SHORT PROBLEM
Transcribe the listing word for word.

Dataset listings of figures
++++++++++

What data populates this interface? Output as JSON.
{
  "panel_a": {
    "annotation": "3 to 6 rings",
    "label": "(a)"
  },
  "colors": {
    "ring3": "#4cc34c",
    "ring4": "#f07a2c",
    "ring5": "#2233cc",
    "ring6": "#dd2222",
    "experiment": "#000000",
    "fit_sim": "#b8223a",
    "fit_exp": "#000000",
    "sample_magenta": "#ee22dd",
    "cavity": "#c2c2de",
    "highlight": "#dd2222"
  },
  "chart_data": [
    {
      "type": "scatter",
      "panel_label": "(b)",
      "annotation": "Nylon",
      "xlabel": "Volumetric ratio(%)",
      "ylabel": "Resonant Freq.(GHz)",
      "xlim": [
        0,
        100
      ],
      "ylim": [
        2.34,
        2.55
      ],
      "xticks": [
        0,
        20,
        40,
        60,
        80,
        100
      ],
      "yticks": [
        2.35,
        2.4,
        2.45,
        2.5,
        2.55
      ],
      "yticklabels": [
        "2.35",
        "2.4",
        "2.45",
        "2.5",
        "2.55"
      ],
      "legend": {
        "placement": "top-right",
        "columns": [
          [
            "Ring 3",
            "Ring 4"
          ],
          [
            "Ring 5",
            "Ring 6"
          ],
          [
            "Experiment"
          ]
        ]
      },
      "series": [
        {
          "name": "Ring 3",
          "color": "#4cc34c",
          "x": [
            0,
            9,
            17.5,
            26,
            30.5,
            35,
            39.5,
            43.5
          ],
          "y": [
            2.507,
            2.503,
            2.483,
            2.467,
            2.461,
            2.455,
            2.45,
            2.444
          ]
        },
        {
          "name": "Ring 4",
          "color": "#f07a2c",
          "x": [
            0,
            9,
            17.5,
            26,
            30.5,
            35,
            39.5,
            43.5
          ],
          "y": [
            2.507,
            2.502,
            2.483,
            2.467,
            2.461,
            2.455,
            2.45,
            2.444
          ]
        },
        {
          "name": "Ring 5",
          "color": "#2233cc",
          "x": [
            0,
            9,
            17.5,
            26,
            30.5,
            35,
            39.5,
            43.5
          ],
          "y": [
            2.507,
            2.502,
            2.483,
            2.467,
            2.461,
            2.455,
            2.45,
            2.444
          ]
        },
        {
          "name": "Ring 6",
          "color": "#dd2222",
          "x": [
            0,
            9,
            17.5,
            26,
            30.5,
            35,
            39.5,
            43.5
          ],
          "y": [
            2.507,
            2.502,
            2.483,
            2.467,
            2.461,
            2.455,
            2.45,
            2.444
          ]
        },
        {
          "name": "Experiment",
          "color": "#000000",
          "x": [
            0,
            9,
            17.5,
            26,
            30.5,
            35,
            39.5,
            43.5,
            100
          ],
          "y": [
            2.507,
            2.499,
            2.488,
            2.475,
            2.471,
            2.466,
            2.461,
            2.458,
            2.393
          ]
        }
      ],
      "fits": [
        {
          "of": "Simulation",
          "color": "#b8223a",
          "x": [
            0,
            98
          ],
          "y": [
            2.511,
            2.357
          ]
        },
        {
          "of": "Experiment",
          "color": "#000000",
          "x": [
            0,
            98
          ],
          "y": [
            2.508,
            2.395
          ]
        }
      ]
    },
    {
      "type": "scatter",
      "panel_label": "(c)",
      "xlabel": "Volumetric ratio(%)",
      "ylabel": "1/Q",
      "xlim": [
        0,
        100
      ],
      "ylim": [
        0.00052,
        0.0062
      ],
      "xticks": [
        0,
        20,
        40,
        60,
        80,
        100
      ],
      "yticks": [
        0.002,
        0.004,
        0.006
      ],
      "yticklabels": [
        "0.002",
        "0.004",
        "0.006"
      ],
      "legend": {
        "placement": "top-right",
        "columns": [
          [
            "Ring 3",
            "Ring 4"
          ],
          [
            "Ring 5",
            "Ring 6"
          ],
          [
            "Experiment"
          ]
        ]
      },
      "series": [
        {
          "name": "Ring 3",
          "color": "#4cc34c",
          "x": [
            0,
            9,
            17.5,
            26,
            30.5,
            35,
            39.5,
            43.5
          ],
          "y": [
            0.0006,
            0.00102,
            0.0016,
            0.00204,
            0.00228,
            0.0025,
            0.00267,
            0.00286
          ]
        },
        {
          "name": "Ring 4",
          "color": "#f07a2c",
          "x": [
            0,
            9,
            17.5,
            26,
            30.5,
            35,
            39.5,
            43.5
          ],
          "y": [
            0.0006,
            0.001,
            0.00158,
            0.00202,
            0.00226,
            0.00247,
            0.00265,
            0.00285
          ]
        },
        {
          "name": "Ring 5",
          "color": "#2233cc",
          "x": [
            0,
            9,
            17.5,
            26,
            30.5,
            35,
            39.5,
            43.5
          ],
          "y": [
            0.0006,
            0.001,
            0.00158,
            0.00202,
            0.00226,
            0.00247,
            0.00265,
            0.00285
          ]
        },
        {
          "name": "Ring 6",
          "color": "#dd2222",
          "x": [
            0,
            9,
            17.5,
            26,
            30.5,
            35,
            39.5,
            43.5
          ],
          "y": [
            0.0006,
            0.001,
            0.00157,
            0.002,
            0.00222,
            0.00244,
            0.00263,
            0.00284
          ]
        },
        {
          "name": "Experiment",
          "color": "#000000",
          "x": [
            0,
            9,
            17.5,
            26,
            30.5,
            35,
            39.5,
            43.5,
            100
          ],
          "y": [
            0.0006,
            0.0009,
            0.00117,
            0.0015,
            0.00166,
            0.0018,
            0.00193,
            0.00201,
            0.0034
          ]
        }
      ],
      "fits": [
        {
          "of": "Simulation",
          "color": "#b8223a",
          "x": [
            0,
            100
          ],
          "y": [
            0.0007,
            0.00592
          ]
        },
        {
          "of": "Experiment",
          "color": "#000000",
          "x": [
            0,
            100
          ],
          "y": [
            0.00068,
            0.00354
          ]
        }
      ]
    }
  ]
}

++++++++++

SOLUTION TO THIS PROBLEM
What data populates this interface? Output as JSON.
{
  "panel_a": {
    "annotation": "3 to 6 rings",
    "label": "(a)"
  },
  "colors": {
    "ring3": "#4cc34c",
    "ring4": "#f07a2c",
    "ring5": "#2233cc",
    "ring6": "#dd2222",
    "experiment": "#000000",
    "fit_sim": "#b8223a",
    "fit_exp": "#000000",
    "sample_magenta": "#ee22dd",
    "cavity": "#c2c2de",
    "highlight": "#dd2222"
  },
  "chart_data": [
    {
      "type": "scatter",
      "panel_label": "(b)",
      "annotation": "Nylon",
      "xlabel": "Volumetric ratio(%)",
      "ylabel": "Resonant Freq.(GHz)",
      "xlim": [
        0,
        100
      ],
      "ylim": [
        2.34,
        2.55
      ],
      "xticks": [
        0,
        20,
        40,
        60,
        80,
        100
      ],
      "yticks": [
        2.35,
        2.4,
        2.45,
        2.5,
        2.55
      ],
      "yticklabels": [
        "2.35",
        "2.4",
        "2.45",
        "2.5",
        "2.55"
      ],
      "legend": {
        "placement": "top-right",
        "columns": [
          [
            "Ring 3",
            "Ring 4"
          ],
          [
            "Ring 5",
            "Ring 6"
          ],
          [
            "Experiment"
          ]
        ]
      },
      "series": [
        {
          "name": "Ring 3",
          "color": "#4cc34c",
          "x": [
            0,
            9,
            17.5,
            26,
            30.5,
            35,
            39.5,
            43.5
          ],
          "y": [
            2.507,
            2.503,
            2.483,
            2.467,
            2.461,
            2.455,
            2.45,
            2.444
          ]
        },
        {
          "name": "Ring 4",
          "color": "#f07a2c",
          "x": [
            0,
            9,
            17.5,
            26,
            30.5,
            35,
            39.5,
            43.5
          ],
          "y": [
            2.507,
            2.502,
            2.483,
            2.467,
            2.461,
            2.455,
            2.45,
            2.444
          ]
        },
        {
          "name": "Ring 5",
          "color": "#2233cc",
          "x": [
            0,
            9,
            17.5,
            26,
            30.5,
            35,
            39.5,
            43.5
          ],
          "y": [
            2.507,
            2.502,
            2.483,
            2.467,
            2.461,
            2.455,
            2.45,
            2.444
          ]
        },
        {
          "name": "Ring 6",
          "color": "#dd2222",
          "x": [
            0,
            9,
            17.5,
            26,
            30.5,
            35,
            39.5,
            43.5
          ],
          "y": [
            2.507,
            2.502,
            2.483,
            2.467,
            2.461,
            2.455,
            2.45,
            2.444
          ]
        },
        {
          "name": "Experiment",
          "color": "#000000",
          "x": [
            0,
            9,
            17.5,
            26,
            30.5,
            35,
            39.5,
            43.5,
            100
          ],
          "y": [
            2.507,
            2.499,
            2.488,
            2.475,
            2.471,
            2.466,
            2.461,
            2.458,
            2.393
          ]
        }
      ],
      "fits": [
        {
          "of": "Simulation",
          "color": "#b8223a",
          "x": [
            0,
            98
          ],
          "y": [
            2.511,
            2.357
          ]
        },
        {
          "of": "Experiment",
          "color": "#000000",
          "x": [
            0,
            98
          ],
          "y": [
            2.508,
            2.395
          ]
        }
      ]
    },
    {
      "type": "scatter",
      "panel_label": "(c)",
      "xlabel": "Volumetric ratio(%)",
      "ylabel": "1/Q",
      "xlim": [
        0,
        100
      ],
      "ylim": [
        0.00052,
        0.0062
      ],
      "xticks": [
        0,
        20,
        40,
        60,
        80,
        100
      ],
      "yticks": [
        0.002,
        0.004,
        0.006
      ],
      "yticklabels": [
        "0.002",
        "0.004",
        "0.006"
      ],
      "legend": {
        "placement": "top-right",
        "columns": [
          [
            "Ring 3",
            "Ring 4"
          ],
          [
            "Ring 5",
            "Ring 6"
          ],
          [
            "Experiment"
          ]
        ]
      },
      "series": [
        {
          "name": "Ring 3",
          "color": "#4cc34c",
          "x": [
            0,
            9,
            17.5,
            26,
            30.5,
            35,
            39.5,
            43.5
          ],
          "y": [
            0.0006,
            0.00102,
            0.0016,
            0.00204,
            0.00228,
            0.0025,
            0.00267,
            0.00286
          ]
        },
        {
          "name": "Ring 4",
          "color": "#f07a2c",
          "x": [
            0,
            9,
            17.5,
            26,
            30.5,
            35,
            39.5,
            43.5
          ],
          "y": [
            0.0006,
            0.001,
            0.00158,
            0.00202,
            0.00226,
            0.00247,
            0.00265,
            0.00285
          ]
        },
        {
          "name": "Ring 5",
          "color": "#2233cc",
          "x": [
            0,
            9,
            17.5,
            26,
            30.5,
            35,
            39.5,
            43.5
          ],
          "y": [
            0.0006,
            0.001,
            0.00158,
            0.00202,
            0.00226,
            0.00247,
            0.00265,
            0.00285
          ]
        },
        {
          "name": "Ring 6",
          "color": "#dd2222",
          "x": [
            0,
            9,
            17.5,
            26,
            30.5,
            35,
            39.5,
            43.5
          ],
          "y": [
            0.0006,
            0.001,
            0.00157,
            0.002,
            0.00222,
            0.00244,
            0.00263,
            0.00284
          ]
        },
        {
          "name": "Experiment",
          "color": "#000000",
          "x": [
            0,
            9,
            17.5,
            26,
            30.5,
            35,
            39.5,
            43.5,
            100
          ],
          "y": [
            0.0006,
            0.0009,
            0.00117,
            0.0015,
            0.00166,
            0.0018,
            0.00193,
            0.00201,
            0.0034
          ]
        }
      ],
      "fits": [
        {
          "of": "Simulation",
          "color": "#b8223a",
          "x": [
            0,
            100
          ],
          "y": [
            0.0007,
            0.00592
          ]
        },
        {
          "of": "Experiment",
          "color": "#000000",
          "x": [
            0,
            100
          ],
          "y": [
            0.00068,
            0.00354
          ]
        }
      ]
    }
  ]
}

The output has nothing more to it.